**** RECORDS FOR THIS TASK ****

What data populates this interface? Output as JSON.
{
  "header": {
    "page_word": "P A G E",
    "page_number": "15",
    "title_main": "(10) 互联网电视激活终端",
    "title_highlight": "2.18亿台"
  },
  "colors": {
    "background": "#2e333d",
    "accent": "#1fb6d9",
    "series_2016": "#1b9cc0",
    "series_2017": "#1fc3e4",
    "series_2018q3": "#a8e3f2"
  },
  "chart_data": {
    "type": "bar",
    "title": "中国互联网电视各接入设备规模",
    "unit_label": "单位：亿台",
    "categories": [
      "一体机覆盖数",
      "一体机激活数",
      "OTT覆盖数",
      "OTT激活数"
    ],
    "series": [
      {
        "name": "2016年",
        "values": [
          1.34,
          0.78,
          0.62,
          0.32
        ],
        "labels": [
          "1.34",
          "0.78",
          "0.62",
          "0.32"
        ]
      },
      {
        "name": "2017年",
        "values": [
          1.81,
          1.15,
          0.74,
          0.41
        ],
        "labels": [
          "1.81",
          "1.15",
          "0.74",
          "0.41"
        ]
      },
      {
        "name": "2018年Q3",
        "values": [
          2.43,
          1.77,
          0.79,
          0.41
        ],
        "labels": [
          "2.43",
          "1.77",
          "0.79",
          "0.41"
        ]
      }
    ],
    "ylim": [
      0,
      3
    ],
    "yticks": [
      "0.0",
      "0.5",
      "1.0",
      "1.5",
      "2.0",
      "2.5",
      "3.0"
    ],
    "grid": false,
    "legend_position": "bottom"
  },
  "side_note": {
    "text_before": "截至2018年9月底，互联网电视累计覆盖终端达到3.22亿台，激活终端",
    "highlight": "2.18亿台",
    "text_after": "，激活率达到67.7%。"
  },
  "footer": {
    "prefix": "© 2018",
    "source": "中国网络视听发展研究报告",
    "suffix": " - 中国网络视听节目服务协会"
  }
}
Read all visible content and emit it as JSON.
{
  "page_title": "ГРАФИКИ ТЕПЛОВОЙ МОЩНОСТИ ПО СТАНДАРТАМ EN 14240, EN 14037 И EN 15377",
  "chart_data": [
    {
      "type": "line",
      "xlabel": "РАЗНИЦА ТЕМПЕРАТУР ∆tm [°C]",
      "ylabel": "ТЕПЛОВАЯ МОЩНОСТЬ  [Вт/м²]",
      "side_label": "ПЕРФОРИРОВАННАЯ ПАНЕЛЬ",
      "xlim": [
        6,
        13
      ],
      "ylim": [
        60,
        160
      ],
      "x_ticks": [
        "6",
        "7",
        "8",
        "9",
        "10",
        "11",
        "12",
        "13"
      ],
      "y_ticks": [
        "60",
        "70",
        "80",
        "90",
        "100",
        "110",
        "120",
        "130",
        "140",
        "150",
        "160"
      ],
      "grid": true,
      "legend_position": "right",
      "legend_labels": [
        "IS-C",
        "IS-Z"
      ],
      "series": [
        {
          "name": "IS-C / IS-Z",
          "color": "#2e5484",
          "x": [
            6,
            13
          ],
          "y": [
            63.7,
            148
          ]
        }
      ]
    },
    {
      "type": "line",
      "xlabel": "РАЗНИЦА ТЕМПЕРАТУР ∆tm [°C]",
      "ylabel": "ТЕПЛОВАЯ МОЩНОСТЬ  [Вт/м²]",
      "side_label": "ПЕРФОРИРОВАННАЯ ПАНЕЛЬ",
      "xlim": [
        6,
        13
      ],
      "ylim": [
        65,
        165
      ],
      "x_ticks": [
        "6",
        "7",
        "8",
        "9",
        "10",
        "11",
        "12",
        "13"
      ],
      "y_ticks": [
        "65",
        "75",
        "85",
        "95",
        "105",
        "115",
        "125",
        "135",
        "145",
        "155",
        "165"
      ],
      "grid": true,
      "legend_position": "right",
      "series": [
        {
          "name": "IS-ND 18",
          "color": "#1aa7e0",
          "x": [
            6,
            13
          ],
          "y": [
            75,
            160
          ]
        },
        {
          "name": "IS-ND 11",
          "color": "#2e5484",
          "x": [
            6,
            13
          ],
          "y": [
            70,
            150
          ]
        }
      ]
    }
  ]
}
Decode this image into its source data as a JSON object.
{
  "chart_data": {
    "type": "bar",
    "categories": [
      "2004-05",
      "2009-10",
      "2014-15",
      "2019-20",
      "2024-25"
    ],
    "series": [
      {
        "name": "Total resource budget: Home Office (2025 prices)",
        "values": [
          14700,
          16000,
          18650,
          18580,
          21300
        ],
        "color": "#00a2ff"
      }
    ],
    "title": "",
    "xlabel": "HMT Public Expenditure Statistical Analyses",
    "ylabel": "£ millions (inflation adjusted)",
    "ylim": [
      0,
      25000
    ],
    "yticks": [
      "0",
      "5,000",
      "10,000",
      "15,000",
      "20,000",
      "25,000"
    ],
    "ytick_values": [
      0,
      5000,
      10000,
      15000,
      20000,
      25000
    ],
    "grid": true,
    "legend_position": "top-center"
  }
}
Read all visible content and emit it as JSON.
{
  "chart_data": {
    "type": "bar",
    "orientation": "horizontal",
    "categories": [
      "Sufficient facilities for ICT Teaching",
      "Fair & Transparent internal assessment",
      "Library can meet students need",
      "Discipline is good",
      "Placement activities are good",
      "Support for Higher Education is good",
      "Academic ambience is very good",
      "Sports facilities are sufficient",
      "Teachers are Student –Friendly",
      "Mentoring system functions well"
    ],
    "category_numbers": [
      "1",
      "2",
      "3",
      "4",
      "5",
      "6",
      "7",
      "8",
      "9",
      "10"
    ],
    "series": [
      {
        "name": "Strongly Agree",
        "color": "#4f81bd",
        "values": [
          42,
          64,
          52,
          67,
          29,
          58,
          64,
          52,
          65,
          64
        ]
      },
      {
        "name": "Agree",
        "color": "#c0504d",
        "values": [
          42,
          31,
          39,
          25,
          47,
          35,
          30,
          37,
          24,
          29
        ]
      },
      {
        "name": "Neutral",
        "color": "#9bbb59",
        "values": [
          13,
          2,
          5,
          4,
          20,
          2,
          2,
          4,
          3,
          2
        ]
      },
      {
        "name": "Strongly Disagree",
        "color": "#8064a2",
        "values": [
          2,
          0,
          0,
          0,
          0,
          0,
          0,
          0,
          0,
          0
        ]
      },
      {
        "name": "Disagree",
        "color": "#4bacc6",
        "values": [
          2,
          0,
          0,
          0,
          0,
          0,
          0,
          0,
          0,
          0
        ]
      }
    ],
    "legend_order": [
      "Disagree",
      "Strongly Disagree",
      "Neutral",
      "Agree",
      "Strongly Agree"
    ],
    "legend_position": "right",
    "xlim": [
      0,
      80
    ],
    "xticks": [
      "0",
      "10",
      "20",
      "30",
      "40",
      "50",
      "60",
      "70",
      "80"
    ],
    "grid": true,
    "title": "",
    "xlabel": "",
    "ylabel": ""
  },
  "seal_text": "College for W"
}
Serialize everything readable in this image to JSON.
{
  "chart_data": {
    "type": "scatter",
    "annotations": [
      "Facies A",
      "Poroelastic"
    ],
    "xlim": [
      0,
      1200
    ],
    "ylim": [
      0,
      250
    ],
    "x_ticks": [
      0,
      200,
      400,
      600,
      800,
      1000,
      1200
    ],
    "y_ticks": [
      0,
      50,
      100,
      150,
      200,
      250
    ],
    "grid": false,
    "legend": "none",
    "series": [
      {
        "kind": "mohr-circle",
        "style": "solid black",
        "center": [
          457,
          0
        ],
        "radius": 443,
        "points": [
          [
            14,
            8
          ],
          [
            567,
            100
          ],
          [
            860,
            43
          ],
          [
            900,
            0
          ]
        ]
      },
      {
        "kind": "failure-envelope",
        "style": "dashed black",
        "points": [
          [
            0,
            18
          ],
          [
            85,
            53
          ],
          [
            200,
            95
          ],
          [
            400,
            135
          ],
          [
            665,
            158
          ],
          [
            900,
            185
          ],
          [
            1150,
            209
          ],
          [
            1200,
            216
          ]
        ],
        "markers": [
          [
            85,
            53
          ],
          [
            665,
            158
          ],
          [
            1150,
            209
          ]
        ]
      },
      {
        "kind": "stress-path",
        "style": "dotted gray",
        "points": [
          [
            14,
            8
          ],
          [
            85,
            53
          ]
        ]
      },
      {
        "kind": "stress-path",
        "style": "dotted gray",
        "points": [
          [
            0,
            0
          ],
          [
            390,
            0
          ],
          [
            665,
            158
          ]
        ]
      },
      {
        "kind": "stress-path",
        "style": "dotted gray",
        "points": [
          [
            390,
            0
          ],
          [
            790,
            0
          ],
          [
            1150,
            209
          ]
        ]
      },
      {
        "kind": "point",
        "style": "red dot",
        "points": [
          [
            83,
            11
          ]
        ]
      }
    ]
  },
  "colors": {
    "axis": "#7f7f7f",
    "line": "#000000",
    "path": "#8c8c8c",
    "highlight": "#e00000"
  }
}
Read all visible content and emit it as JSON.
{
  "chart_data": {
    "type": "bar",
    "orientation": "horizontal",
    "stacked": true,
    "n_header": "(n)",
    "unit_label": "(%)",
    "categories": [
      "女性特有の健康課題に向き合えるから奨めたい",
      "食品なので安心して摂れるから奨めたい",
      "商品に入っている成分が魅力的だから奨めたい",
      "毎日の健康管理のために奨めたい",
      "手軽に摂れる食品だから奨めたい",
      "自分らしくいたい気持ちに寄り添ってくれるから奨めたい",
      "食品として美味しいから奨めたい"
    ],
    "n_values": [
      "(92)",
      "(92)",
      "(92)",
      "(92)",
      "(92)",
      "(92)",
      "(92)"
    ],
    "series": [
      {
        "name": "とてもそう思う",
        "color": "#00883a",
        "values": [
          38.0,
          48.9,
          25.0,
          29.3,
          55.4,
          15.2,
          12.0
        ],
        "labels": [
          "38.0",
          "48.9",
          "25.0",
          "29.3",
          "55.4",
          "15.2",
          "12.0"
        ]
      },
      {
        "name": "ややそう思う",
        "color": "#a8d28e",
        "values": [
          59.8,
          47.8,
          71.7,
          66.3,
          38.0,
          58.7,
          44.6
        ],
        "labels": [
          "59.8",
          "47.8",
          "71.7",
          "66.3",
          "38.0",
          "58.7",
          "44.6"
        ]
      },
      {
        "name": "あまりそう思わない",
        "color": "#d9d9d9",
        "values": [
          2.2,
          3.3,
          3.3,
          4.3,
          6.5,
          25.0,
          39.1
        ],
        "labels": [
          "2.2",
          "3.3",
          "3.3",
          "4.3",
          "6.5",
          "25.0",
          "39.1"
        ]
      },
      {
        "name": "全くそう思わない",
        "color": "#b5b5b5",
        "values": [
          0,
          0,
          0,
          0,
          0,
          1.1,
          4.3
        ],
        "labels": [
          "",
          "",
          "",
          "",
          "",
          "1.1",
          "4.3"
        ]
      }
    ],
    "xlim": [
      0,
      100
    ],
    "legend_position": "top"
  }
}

****

### THE REQUEST
Pick out, from the lines above, every one that contains the string "xlabel".

### COMPLETED TASK
      "xlabel": "РАЗНИЦА ТЕМПЕРАТУР ∆tm [°C]",
      "xlabel": "РАЗНИЦА ТЕМПЕРАТУР ∆tm [°C]",
    "xlabel": "HMT Public Expenditure Statistical Analyses",
    "xlabel": "",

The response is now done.